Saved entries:

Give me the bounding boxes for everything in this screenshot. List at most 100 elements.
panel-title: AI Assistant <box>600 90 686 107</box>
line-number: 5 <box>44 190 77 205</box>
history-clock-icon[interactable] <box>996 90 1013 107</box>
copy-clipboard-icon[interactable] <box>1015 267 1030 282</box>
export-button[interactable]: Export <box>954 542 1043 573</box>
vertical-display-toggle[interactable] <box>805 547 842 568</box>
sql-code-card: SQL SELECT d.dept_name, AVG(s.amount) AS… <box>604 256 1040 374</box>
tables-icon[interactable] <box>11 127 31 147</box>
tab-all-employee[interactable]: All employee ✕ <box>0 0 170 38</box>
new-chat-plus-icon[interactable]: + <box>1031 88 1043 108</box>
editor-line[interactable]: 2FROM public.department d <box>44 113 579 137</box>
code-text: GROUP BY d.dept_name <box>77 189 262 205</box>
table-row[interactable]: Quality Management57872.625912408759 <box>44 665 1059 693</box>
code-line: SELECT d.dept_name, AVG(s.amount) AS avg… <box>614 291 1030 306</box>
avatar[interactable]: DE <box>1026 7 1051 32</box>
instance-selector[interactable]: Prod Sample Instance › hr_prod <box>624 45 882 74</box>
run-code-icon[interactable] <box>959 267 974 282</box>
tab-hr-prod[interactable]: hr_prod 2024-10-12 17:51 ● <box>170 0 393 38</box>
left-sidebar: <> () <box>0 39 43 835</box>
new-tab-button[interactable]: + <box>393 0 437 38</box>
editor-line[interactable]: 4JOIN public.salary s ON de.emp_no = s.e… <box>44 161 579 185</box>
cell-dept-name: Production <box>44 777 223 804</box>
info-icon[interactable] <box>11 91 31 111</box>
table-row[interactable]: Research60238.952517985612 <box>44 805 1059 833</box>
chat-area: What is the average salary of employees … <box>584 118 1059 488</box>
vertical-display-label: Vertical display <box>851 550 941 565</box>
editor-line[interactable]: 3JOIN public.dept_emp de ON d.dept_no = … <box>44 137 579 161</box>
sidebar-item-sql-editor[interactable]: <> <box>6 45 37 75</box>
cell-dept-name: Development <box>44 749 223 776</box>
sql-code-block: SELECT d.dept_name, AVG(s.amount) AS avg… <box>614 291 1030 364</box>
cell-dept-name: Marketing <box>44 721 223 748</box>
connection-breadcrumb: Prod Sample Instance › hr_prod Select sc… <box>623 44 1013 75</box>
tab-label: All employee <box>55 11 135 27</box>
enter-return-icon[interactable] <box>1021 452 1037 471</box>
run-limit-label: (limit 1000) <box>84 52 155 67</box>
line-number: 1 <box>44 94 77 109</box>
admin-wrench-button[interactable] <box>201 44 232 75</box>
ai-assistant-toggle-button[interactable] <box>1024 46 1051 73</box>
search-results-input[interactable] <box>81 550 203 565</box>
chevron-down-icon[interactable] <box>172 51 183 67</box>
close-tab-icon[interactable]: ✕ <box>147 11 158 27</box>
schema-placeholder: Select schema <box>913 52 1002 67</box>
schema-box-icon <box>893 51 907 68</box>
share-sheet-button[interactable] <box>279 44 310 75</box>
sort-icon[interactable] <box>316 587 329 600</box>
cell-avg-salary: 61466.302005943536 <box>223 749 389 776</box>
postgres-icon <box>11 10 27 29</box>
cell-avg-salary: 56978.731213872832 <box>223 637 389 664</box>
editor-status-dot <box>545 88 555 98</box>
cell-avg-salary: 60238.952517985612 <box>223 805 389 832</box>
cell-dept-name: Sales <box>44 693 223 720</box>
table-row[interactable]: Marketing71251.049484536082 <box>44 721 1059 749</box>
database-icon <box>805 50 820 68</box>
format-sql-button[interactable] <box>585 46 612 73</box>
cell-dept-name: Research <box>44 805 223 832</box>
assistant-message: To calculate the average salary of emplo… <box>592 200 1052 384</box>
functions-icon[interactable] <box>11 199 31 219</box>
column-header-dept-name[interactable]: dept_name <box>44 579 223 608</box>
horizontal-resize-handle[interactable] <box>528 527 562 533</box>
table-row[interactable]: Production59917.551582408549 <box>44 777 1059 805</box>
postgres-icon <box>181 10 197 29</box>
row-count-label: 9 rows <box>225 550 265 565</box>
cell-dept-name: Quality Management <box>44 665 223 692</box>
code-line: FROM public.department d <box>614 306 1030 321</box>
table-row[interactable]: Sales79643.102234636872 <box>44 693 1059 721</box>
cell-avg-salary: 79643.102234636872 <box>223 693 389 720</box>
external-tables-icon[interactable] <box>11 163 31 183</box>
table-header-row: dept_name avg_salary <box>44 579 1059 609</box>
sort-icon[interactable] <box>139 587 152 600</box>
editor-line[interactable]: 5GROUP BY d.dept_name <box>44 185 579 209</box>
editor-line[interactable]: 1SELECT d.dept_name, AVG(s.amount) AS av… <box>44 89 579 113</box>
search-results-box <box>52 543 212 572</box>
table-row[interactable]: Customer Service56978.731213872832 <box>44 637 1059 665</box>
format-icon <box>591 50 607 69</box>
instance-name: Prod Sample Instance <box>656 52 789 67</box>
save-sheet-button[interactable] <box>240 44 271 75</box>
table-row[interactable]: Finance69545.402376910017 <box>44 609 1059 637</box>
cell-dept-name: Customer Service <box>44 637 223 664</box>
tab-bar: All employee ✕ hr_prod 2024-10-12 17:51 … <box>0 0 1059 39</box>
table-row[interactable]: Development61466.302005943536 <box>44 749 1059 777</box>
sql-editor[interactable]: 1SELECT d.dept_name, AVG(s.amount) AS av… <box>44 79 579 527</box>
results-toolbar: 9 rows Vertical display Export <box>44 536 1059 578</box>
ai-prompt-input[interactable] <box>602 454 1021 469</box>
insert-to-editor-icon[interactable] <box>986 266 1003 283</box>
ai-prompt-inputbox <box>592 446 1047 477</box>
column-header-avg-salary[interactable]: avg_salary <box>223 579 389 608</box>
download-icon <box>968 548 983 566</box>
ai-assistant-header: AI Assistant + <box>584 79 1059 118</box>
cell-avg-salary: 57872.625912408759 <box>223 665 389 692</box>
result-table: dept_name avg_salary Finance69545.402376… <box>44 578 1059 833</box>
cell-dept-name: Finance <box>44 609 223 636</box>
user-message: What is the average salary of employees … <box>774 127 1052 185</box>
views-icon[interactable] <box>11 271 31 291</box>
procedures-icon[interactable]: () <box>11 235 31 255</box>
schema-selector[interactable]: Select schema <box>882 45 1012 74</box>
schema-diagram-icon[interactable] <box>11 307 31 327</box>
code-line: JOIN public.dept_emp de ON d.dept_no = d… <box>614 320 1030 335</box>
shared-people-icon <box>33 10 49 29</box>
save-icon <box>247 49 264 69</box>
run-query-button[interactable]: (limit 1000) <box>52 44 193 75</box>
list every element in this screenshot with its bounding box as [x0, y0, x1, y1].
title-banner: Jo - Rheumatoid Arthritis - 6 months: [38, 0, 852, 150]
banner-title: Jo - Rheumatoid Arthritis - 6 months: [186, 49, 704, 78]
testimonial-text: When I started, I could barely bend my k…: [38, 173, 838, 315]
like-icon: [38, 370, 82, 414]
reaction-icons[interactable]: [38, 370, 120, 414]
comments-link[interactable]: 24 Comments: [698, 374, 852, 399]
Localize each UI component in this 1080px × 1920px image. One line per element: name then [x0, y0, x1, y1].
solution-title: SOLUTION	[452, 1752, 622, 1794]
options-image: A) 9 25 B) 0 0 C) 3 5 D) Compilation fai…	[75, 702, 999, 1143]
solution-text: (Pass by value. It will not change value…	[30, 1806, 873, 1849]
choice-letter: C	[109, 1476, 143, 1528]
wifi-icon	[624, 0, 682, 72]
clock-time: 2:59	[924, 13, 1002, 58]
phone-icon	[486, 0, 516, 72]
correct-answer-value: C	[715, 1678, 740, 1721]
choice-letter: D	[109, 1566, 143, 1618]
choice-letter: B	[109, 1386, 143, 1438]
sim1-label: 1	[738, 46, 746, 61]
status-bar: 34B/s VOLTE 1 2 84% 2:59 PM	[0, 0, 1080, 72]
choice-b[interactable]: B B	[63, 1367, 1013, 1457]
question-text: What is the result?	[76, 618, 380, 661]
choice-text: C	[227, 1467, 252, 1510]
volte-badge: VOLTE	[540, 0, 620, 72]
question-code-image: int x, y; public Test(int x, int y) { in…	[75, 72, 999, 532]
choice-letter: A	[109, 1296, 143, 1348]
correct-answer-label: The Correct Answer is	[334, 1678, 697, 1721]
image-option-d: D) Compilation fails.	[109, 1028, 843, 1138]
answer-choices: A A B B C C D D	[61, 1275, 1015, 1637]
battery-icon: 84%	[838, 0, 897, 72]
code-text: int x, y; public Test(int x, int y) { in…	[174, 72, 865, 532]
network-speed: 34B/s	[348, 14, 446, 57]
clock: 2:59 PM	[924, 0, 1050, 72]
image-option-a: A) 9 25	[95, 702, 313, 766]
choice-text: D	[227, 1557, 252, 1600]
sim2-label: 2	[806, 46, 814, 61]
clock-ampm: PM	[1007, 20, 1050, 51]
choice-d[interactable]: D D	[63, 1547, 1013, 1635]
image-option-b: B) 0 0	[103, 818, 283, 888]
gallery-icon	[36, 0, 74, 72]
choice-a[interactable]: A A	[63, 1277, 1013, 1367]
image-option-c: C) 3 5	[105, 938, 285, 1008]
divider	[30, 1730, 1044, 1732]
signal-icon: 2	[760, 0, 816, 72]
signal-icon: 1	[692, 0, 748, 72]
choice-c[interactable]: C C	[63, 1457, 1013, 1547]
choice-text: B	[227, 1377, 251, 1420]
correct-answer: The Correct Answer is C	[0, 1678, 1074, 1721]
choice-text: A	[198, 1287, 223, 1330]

What is being asked
Extract, verbatim, the lines of the listing from its first line through the line containing "tables-icon[interactable] <box>11 127", with both ends included.

Task response
Give me the bounding boxes for everything in this screenshot. List at most 100 elements.
panel-title: AI Assistant <box>600 90 686 107</box>
line-number: 5 <box>44 190 77 205</box>
history-clock-icon[interactable] <box>996 90 1013 107</box>
copy-clipboard-icon[interactable] <box>1015 267 1030 282</box>
export-button[interactable]: Export <box>954 542 1043 573</box>
vertical-display-toggle[interactable] <box>805 547 842 568</box>
sql-code-card: SQL SELECT d.dept_name, AVG(s.amount) AS… <box>604 256 1040 374</box>
tables-icon[interactable] <box>11 127 31 147</box>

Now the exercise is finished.